Retype the full set of records. Keep every character identical.

┌────────

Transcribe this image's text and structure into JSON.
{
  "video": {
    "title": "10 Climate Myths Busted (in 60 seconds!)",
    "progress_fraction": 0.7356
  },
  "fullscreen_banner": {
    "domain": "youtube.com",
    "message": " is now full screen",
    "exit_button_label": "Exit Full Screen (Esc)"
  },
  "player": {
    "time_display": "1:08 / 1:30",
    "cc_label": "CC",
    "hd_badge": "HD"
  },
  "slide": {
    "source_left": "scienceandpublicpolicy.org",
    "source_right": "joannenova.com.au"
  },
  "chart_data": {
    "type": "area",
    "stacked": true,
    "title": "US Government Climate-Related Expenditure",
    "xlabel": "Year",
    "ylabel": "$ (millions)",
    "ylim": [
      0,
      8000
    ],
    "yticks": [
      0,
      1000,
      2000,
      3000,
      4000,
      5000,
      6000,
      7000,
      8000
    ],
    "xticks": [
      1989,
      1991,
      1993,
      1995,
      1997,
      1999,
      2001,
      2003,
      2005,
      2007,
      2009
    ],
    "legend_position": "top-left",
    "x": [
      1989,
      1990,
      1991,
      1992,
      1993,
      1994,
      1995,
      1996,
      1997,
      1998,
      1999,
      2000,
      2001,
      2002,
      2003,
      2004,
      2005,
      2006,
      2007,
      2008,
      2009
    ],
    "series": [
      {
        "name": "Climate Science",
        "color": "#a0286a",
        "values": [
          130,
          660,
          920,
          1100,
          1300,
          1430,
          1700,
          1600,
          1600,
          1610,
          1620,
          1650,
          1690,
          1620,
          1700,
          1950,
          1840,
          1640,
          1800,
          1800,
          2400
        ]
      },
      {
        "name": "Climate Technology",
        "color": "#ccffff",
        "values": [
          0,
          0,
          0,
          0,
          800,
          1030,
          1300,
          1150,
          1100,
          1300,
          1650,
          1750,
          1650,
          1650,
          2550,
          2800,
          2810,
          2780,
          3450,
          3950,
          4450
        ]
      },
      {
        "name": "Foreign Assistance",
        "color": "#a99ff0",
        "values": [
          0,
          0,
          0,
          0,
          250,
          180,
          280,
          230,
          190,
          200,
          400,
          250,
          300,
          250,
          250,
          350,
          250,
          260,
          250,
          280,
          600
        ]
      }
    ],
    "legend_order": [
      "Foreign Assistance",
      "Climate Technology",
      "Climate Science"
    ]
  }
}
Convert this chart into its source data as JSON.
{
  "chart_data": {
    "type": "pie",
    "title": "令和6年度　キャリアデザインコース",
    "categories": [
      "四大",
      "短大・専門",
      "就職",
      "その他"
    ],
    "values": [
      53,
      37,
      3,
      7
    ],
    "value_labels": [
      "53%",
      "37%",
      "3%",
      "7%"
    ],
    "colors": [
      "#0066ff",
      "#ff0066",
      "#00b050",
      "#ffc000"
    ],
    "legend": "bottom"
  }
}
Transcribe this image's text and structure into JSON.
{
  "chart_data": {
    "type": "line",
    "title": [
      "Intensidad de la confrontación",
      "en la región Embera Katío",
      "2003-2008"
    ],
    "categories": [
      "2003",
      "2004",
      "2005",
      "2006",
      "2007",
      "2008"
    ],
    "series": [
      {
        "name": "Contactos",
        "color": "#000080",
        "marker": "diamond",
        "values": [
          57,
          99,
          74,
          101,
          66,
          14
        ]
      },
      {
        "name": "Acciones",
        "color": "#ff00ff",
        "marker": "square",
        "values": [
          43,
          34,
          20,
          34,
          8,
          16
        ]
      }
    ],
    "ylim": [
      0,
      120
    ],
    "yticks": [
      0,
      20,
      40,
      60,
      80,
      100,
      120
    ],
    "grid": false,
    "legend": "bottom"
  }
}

└────────

*THE ANSWER*.
Transcribe this image's text and structure into JSON.
{
  "video": {
    "title": "10 Climate Myths Busted (in 60 seconds!)",
    "progress_fraction": 0.7356
  },
  "fullscreen_banner": {
    "domain": "youtube.com",
    "message": " is now full screen",
    "exit_button_label": "Exit Full Screen (Esc)"
  },
  "player": {
    "time_display": "1:08 / 1:30",
    "cc_label": "CC",
    "hd_badge": "HD"
  },
  "slide": {
    "source_left": "scienceandpublicpolicy.org",
    "source_right": "joannenova.com.au"
  },
  "chart_data": {
    "type": "area",
    "stacked": true,
    "title": "US Government Climate-Related Expenditure",
    "xlabel": "Year",
    "ylabel": "$ (millions)",
    "ylim": [
      0,
      8000
    ],
    "yticks": [
      0,
      1000,
      2000,
      3000,
      4000,
      5000,
      6000,
      7000,
      8000
    ],
    "xticks": [
      1989,
      1991,
      1993,
      1995,
      1997,
      1999,
      2001,
      2003,
      2005,
      2007,
      2009
    ],
    "legend_position": "top-left",
    "x": [
      1989,
      1990,
      1991,
      1992,
      1993,
      1994,
      1995,
      1996,
      1997,
      1998,
      1999,
      2000,
      2001,
      2002,
      2003,
      2004,
      2005,
      2006,
      2007,
      2008,
      2009
    ],
    "series": [
      {
        "name": "Climate Science",
        "color": "#a0286a",
        "values": [
          130,
          660,
          920,
          1100,
          1300,
          1430,
          1700,
          1600,
          1600,
          1610,
          1620,
          1650,
          1690,
          1620,
          1700,
          1950,
          1840,
          1640,
          1800,
          1800,
          2400
        ]
      },
      {
        "name": "Climate Technology",
        "color": "#ccffff",
        "values": [
          0,
          0,
          0,
          0,
          800,
          1030,
          1300,
          1150,
          1100,
          1300,
          1650,
          1750,
          1650,
          1650,
          2550,
          2800,
          2810,
          2780,
          3450,
          3950,
          4450
        ]
      },
      {
        "name": "Foreign Assistance",
        "color": "#a99ff0",
        "values": [
          0,
          0,
          0,
          0,
          250,
          180,
          280,
          230,
          190,
          200,
          400,
          250,
          300,
          250,
          250,
          350,
          250,
          260,
          250,
          280,
          600
        ]
      }
    ],
    "legend_order": [
      "Foreign Assistance",
      "Climate Technology",
      "Climate Science"
    ]
  }
}
Convert this chart into its source data as JSON.
{
  "chart_data": {
    "type": "pie",
    "title": "令和6年度　キャリアデザインコース",
    "categories": [
      "四大",
      "短大・専門",
      "就職",
      "その他"
    ],
    "values": [
      53,
      37,
      3,
      7
    ],
    "value_labels": [
      "53%",
      "37%",
      "3%",
      "7%"
    ],
    "colors": [
      "#0066ff",
      "#ff0066",
      "#00b050",
      "#ffc000"
    ],
    "legend": "bottom"
  }
}
Transcribe this image's text and structure into JSON.
{
  "chart_data": {
    "type": "line",
    "title": [
      "Intensidad de la confrontación",
      "en la región Embera Katío",
      "2003-2008"
    ],
    "categories": [
      "2003",
      "2004",
      "2005",
      "2006",
      "2007",
      "2008"
    ],
    "series": [
      {
        "name": "Contactos",
        "color": "#000080",
        "marker": "diamond",
        "values": [
          57,
          99,
          74,
          101,
          66,
          14
        ]
      },
      {
        "name": "Acciones",
        "color": "#ff00ff",
        "marker": "square",
        "values": [
          43,
          34,
          20,
          34,
          8,
          16
        ]
      }
    ],
    "ylim": [
      0,
      120
    ],
    "yticks": [
      0,
      20,
      40,
      60,
      80,
      100,
      120
    ],
    "grid": false,
    "legend": "bottom"
  }
}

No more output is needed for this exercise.